— Start of DATA TO USE —

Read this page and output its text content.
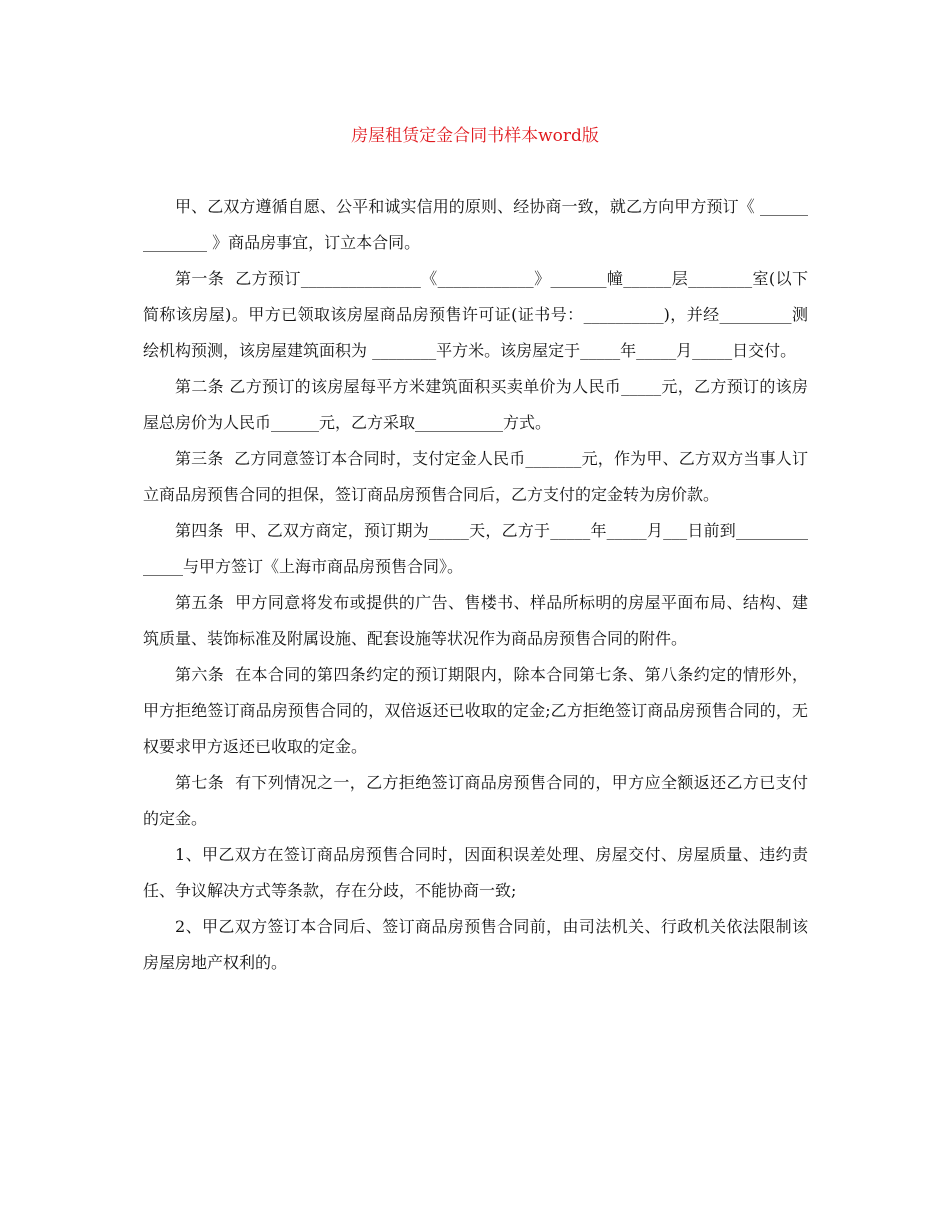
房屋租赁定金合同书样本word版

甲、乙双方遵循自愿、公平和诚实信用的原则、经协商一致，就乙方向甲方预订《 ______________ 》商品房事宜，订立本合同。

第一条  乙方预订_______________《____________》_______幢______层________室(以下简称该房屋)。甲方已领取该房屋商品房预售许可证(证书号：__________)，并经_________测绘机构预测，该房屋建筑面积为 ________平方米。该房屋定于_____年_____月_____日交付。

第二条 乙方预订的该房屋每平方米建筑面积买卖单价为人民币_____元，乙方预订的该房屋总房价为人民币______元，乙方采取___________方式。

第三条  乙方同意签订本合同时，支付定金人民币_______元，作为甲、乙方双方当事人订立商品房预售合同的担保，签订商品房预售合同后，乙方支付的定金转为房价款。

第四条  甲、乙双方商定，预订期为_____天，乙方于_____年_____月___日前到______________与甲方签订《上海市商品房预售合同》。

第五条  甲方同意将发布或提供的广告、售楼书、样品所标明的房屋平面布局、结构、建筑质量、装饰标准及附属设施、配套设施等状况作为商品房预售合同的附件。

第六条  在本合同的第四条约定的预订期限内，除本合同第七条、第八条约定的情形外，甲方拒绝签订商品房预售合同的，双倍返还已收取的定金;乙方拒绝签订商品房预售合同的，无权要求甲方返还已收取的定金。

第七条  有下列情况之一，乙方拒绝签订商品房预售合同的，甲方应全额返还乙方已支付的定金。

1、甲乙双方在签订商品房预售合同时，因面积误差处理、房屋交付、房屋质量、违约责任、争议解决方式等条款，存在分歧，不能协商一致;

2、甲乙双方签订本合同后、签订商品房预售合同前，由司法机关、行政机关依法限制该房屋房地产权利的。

— End of DATA TO USE —
— Start of DATA TO USE —

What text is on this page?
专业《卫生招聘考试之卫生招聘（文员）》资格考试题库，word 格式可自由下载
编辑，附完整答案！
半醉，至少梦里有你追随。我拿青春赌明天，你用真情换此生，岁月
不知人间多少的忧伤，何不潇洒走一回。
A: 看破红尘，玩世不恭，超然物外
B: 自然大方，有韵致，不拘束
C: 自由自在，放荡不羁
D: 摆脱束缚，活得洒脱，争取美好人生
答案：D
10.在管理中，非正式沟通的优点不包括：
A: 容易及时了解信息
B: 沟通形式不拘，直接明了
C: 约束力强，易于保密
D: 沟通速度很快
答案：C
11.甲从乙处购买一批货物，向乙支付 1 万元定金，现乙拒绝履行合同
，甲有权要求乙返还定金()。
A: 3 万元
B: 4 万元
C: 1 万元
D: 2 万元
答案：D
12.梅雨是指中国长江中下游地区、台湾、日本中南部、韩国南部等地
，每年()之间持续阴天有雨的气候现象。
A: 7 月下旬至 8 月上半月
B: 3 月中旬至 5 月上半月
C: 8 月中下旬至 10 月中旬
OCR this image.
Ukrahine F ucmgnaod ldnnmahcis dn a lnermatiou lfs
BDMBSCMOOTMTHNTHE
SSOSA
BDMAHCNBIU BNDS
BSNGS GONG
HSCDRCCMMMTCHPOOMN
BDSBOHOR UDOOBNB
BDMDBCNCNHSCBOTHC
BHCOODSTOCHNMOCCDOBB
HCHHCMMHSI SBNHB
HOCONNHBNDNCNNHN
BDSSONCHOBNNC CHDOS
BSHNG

— End of DATA TO USE —

* [TASK GOAL]: Show, from the listing above, each line that contains the word "text".

* [RESPONSE]:
Read this page and output its text content.
What text is on this page?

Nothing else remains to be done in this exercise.